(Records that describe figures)
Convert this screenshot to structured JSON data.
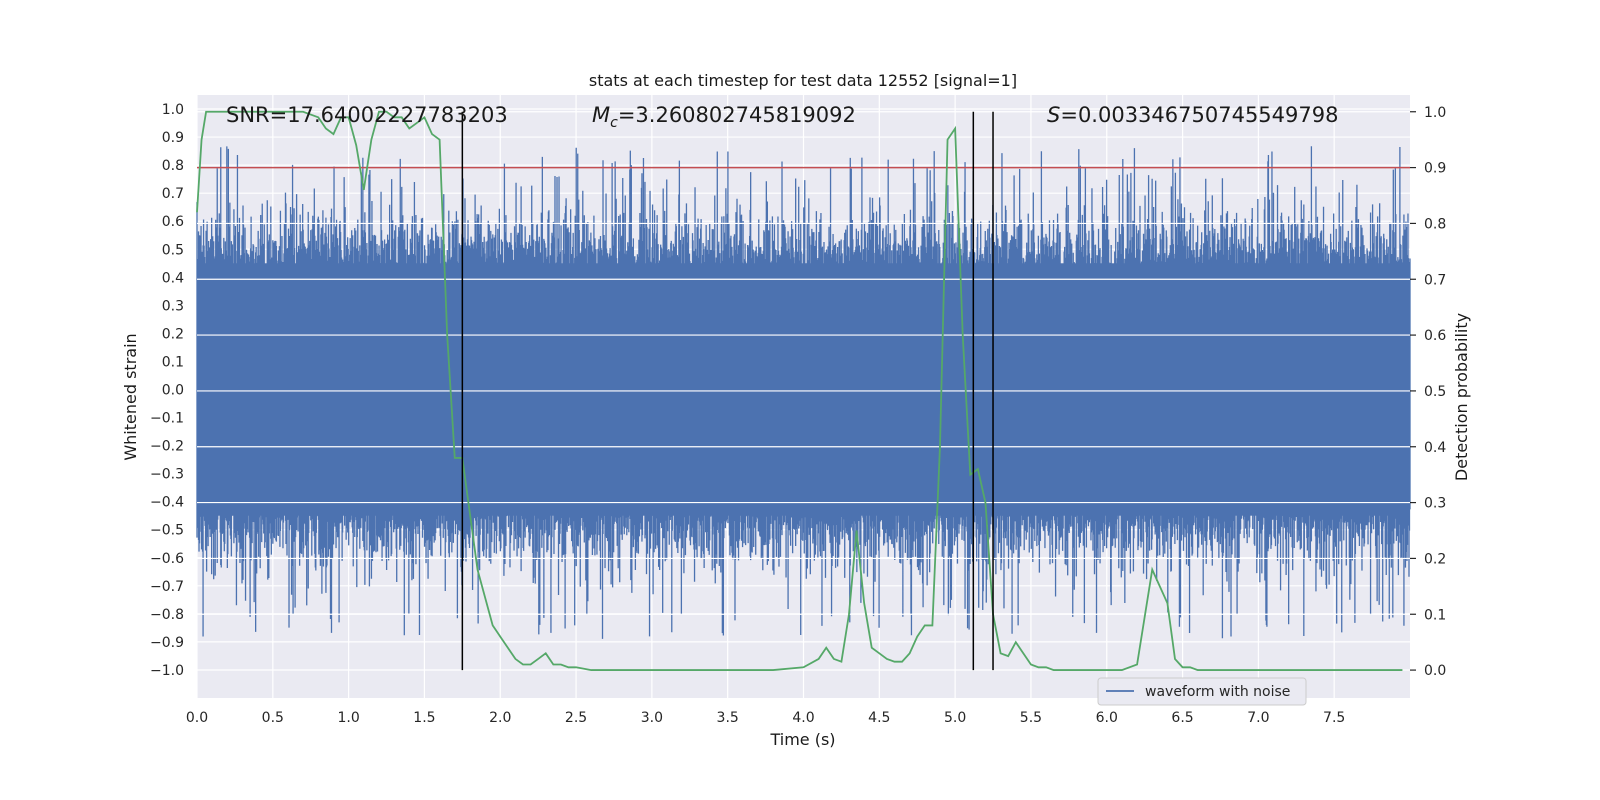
{
  "chart_data": {
    "type": "line",
    "title": "stats at each timestep for test data 12552 [signal=1]",
    "xlabel": "Time (s)",
    "ylabel_left": "Whitened strain",
    "ylabel_right": "Detection probability",
    "xlim": [
      0.0,
      8.0
    ],
    "ylim_left": [
      -1.1,
      1.05
    ],
    "ylim_right": [
      -0.05,
      1.03
    ],
    "x_ticks": [
      0.0,
      0.5,
      1.0,
      1.5,
      2.0,
      2.5,
      3.0,
      3.5,
      4.0,
      4.5,
      5.0,
      5.5,
      6.0,
      6.5,
      7.0,
      7.5
    ],
    "x_tick_labels": [
      "0.0",
      "0.5",
      "1.0",
      "1.5",
      "2.0",
      "2.5",
      "3.0",
      "3.5",
      "4.0",
      "4.5",
      "5.0",
      "5.5",
      "6.0",
      "6.5",
      "7.0",
      "7.5"
    ],
    "y_left_ticks": [
      1.0,
      0.9,
      0.8,
      0.7,
      0.6,
      0.5,
      0.4,
      0.3,
      0.2,
      0.1,
      0.0,
      -0.1,
      -0.2,
      -0.3,
      -0.4,
      -0.5,
      -0.6,
      -0.7,
      -0.8,
      -0.9,
      -1.0
    ],
    "y_left_tick_labels": [
      "1.0",
      "0.9",
      "0.8",
      "0.7",
      "0.6",
      "0.5",
      "0.4",
      "0.3",
      "0.2",
      "0.1",
      "0.0",
      "−0.1",
      "−0.2",
      "−0.3",
      "−0.4",
      "−0.5",
      "−0.6",
      "−0.7",
      "−0.8",
      "−0.9",
      "−1.0"
    ],
    "y_right_ticks": [
      1.0,
      0.9,
      0.8,
      0.7,
      0.6,
      0.5,
      0.4,
      0.3,
      0.2,
      0.1,
      0.0
    ],
    "y_right_tick_labels": [
      "1.0",
      "0.9",
      "0.8",
      "0.7",
      "0.6",
      "0.5",
      "0.4",
      "0.3",
      "0.2",
      "0.1",
      "0.0"
    ],
    "annotations": [
      {
        "id": "snr",
        "text": "SNR=17.64002227783203",
        "x": 0.2
      },
      {
        "id": "mc",
        "text_main": "M",
        "text_sub": "c",
        "text_rest": "=3.260802745819092",
        "x": 2.6
      },
      {
        "id": "s",
        "text_main": "S",
        "text_rest": "=0.003346750745549798",
        "x": 5.7
      }
    ],
    "threshold": {
      "axis": "right",
      "value": 0.9,
      "color": "#c44e52"
    },
    "vertical_lines": [
      {
        "x": 1.75,
        "ymin_right": 0.0,
        "ymax_right": 1.0
      },
      {
        "x": 5.12,
        "ymin_right": 0.0,
        "ymax_right": 1.0
      },
      {
        "x": 5.25,
        "ymin_right": 0.0,
        "ymax_right": 1.0
      }
    ],
    "series": [
      {
        "name": "waveform with noise",
        "axis": "left",
        "kind": "dense_noise",
        "color": "#4c72b0",
        "envelope_core": 0.45,
        "max_peak": 0.95,
        "min_peak": -0.97
      },
      {
        "name": "detection probability",
        "axis": "right",
        "color": "#55a868",
        "x": [
          0.0,
          0.03,
          0.06,
          0.1,
          0.15,
          0.2,
          0.3,
          0.4,
          0.5,
          0.6,
          0.7,
          0.8,
          0.85,
          0.9,
          0.95,
          1.0,
          1.05,
          1.1,
          1.15,
          1.2,
          1.25,
          1.3,
          1.35,
          1.4,
          1.45,
          1.5,
          1.55,
          1.6,
          1.65,
          1.7,
          1.75,
          1.8,
          1.85,
          1.9,
          1.95,
          2.0,
          2.05,
          2.1,
          2.15,
          2.2,
          2.25,
          2.3,
          2.35,
          2.4,
          2.45,
          2.5,
          2.6,
          2.7,
          2.8,
          3.0,
          3.2,
          3.4,
          3.6,
          3.8,
          4.0,
          4.1,
          4.15,
          4.2,
          4.25,
          4.3,
          4.35,
          4.4,
          4.45,
          4.5,
          4.55,
          4.6,
          4.65,
          4.7,
          4.75,
          4.8,
          4.85,
          4.9,
          4.95,
          5.0,
          5.05,
          5.1,
          5.15,
          5.2,
          5.25,
          5.3,
          5.35,
          5.4,
          5.45,
          5.5,
          5.55,
          5.6,
          5.65,
          5.7,
          5.75,
          5.8,
          5.9,
          6.0,
          6.1,
          6.2,
          6.3,
          6.4,
          6.45,
          6.5,
          6.55,
          6.6,
          6.65,
          6.7,
          6.75,
          6.8,
          6.9,
          7.0,
          7.2,
          7.4,
          7.5,
          7.6,
          7.8,
          7.95
        ],
        "y": [
          0.82,
          0.95,
          1.0,
          1.0,
          1.0,
          1.0,
          1.0,
          1.0,
          1.0,
          1.0,
          1.0,
          0.99,
          0.97,
          0.96,
          0.99,
          0.99,
          0.94,
          0.86,
          0.95,
          1.0,
          1.0,
          0.99,
          0.99,
          0.97,
          0.98,
          0.99,
          0.96,
          0.95,
          0.6,
          0.38,
          0.38,
          0.28,
          0.18,
          0.13,
          0.08,
          0.06,
          0.04,
          0.02,
          0.01,
          0.01,
          0.02,
          0.03,
          0.01,
          0.01,
          0.005,
          0.005,
          0.0,
          0.0,
          0.0,
          0.0,
          0.0,
          0.0,
          0.0,
          0.0,
          0.005,
          0.02,
          0.04,
          0.02,
          0.015,
          0.1,
          0.25,
          0.12,
          0.04,
          0.03,
          0.02,
          0.015,
          0.015,
          0.03,
          0.06,
          0.08,
          0.08,
          0.4,
          0.95,
          0.97,
          0.6,
          0.35,
          0.36,
          0.3,
          0.1,
          0.03,
          0.025,
          0.05,
          0.03,
          0.01,
          0.005,
          0.005,
          0.0,
          0.0,
          0.0,
          0.0,
          0.0,
          0.0,
          0.0,
          0.01,
          0.18,
          0.12,
          0.02,
          0.005,
          0.005,
          0.0,
          0.0,
          0.0,
          0.0,
          0.0,
          0.0,
          0.0,
          0.0,
          0.0,
          0.0,
          0.0,
          0.0,
          0.0
        ]
      }
    ],
    "legend": {
      "label": "waveform with noise",
      "position": "lower-right"
    }
  }
}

__WRITTEN REQUEST__:
Pictures stay out of the copy; please restate every record above exactly.

__SOLUTION TO THE EXERCISE__:
Convert this screenshot to structured JSON data.
{
  "chart_data": {
    "type": "line",
    "title": "stats at each timestep for test data 12552 [signal=1]",
    "xlabel": "Time (s)",
    "ylabel_left": "Whitened strain",
    "ylabel_right": "Detection probability",
    "xlim": [
      0.0,
      8.0
    ],
    "ylim_left": [
      -1.1,
      1.05
    ],
    "ylim_right": [
      -0.05,
      1.03
    ],
    "x_ticks": [
      0.0,
      0.5,
      1.0,
      1.5,
      2.0,
      2.5,
      3.0,
      3.5,
      4.0,
      4.5,
      5.0,
      5.5,
      6.0,
      6.5,
      7.0,
      7.5
    ],
    "x_tick_labels": [
      "0.0",
      "0.5",
      "1.0",
      "1.5",
      "2.0",
      "2.5",
      "3.0",
      "3.5",
      "4.0",
      "4.5",
      "5.0",
      "5.5",
      "6.0",
      "6.5",
      "7.0",
      "7.5"
    ],
    "y_left_ticks": [
      1.0,
      0.9,
      0.8,
      0.7,
      0.6,
      0.5,
      0.4,
      0.3,
      0.2,
      0.1,
      0.0,
      -0.1,
      -0.2,
      -0.3,
      -0.4,
      -0.5,
      -0.6,
      -0.7,
      -0.8,
      -0.9,
      -1.0
    ],
    "y_left_tick_labels": [
      "1.0",
      "0.9",
      "0.8",
      "0.7",
      "0.6",
      "0.5",
      "0.4",
      "0.3",
      "0.2",
      "0.1",
      "0.0",
      "−0.1",
      "−0.2",
      "−0.3",
      "−0.4",
      "−0.5",
      "−0.6",
      "−0.7",
      "−0.8",
      "−0.9",
      "−1.0"
    ],
    "y_right_ticks": [
      1.0,
      0.9,
      0.8,
      0.7,
      0.6,
      0.5,
      0.4,
      0.3,
      0.2,
      0.1,
      0.0
    ],
    "y_right_tick_labels": [
      "1.0",
      "0.9",
      "0.8",
      "0.7",
      "0.6",
      "0.5",
      "0.4",
      "0.3",
      "0.2",
      "0.1",
      "0.0"
    ],
    "annotations": [
      {
        "id": "snr",
        "text": "SNR=17.64002227783203",
        "x": 0.2
      },
      {
        "id": "mc",
        "text_main": "M",
        "text_sub": "c",
        "text_rest": "=3.260802745819092",
        "x": 2.6
      },
      {
        "id": "s",
        "text_main": "S",
        "text_rest": "=0.003346750745549798",
        "x": 5.7
      }
    ],
    "threshold": {
      "axis": "right",
      "value": 0.9,
      "color": "#c44e52"
    },
    "vertical_lines": [
      {
        "x": 1.75,
        "ymin_right": 0.0,
        "ymax_right": 1.0
      },
      {
        "x": 5.12,
        "ymin_right": 0.0,
        "ymax_right": 1.0
      },
      {
        "x": 5.25,
        "ymin_right": 0.0,
        "ymax_right": 1.0
      }
    ],
    "series": [
      {
        "name": "waveform with noise",
        "axis": "left",
        "kind": "dense_noise",
        "color": "#4c72b0",
        "envelope_core": 0.45,
        "max_peak": 0.95,
        "min_peak": -0.97
      },
      {
        "name": "detection probability",
        "axis": "right",
        "color": "#55a868",
        "x": [
          0.0,
          0.03,
          0.06,
          0.1,
          0.15,
          0.2,
          0.3,
          0.4,
          0.5,
          0.6,
          0.7,
          0.8,
          0.85,
          0.9,
          0.95,
          1.0,
          1.05,
          1.1,
          1.15,
          1.2,
          1.25,
          1.3,
          1.35,
          1.4,
          1.45,
          1.5,
          1.55,
          1.6,
          1.65,
          1.7,
          1.75,
          1.8,
          1.85,
          1.9,
          1.95,
          2.0,
          2.05,
          2.1,
          2.15,
          2.2,
          2.25,
          2.3,
          2.35,
          2.4,
          2.45,
          2.5,
          2.6,
          2.7,
          2.8,
          3.0,
          3.2,
          3.4,
          3.6,
          3.8,
          4.0,
          4.1,
          4.15,
          4.2,
          4.25,
          4.3,
          4.35,
          4.4,
          4.45,
          4.5,
          4.55,
          4.6,
          4.65,
          4.7,
          4.75,
          4.8,
          4.85,
          4.9,
          4.95,
          5.0,
          5.05,
          5.1,
          5.15,
          5.2,
          5.25,
          5.3,
          5.35,
          5.4,
          5.45,
          5.5,
          5.55,
          5.6,
          5.65,
          5.7,
          5.75,
          5.8,
          5.9,
          6.0,
          6.1,
          6.2,
          6.3,
          6.4,
          6.45,
          6.5,
          6.55,
          6.6,
          6.65,
          6.7,
          6.75,
          6.8,
          6.9,
          7.0,
          7.2,
          7.4,
          7.5,
          7.6,
          7.8,
          7.95
        ],
        "y": [
          0.82,
          0.95,
          1.0,
          1.0,
          1.0,
          1.0,
          1.0,
          1.0,
          1.0,
          1.0,
          1.0,
          0.99,
          0.97,
          0.96,
          0.99,
          0.99,
          0.94,
          0.86,
          0.95,
          1.0,
          1.0,
          0.99,
          0.99,
          0.97,
          0.98,
          0.99,
          0.96,
          0.95,
          0.6,
          0.38,
          0.38,
          0.28,
          0.18,
          0.13,
          0.08,
          0.06,
          0.04,
          0.02,
          0.01,
          0.01,
          0.02,
          0.03,
          0.01,
          0.01,
          0.005,
          0.005,
          0.0,
          0.0,
          0.0,
          0.0,
          0.0,
          0.0,
          0.0,
          0.0,
          0.005,
          0.02,
          0.04,
          0.02,
          0.015,
          0.1,
          0.25,
          0.12,
          0.04,
          0.03,
          0.02,
          0.015,
          0.015,
          0.03,
          0.06,
          0.08,
          0.08,
          0.4,
          0.95,
          0.97,
          0.6,
          0.35,
          0.36,
          0.3,
          0.1,
          0.03,
          0.025,
          0.05,
          0.03,
          0.01,
          0.005,
          0.005,
          0.0,
          0.0,
          0.0,
          0.0,
          0.0,
          0.0,
          0.0,
          0.01,
          0.18,
          0.12,
          0.02,
          0.005,
          0.005,
          0.0,
          0.0,
          0.0,
          0.0,
          0.0,
          0.0,
          0.0,
          0.0,
          0.0,
          0.0,
          0.0,
          0.0,
          0.0
        ]
      }
    ],
    "legend": {
      "label": "waveform with noise",
      "position": "lower-right"
    }
  }
}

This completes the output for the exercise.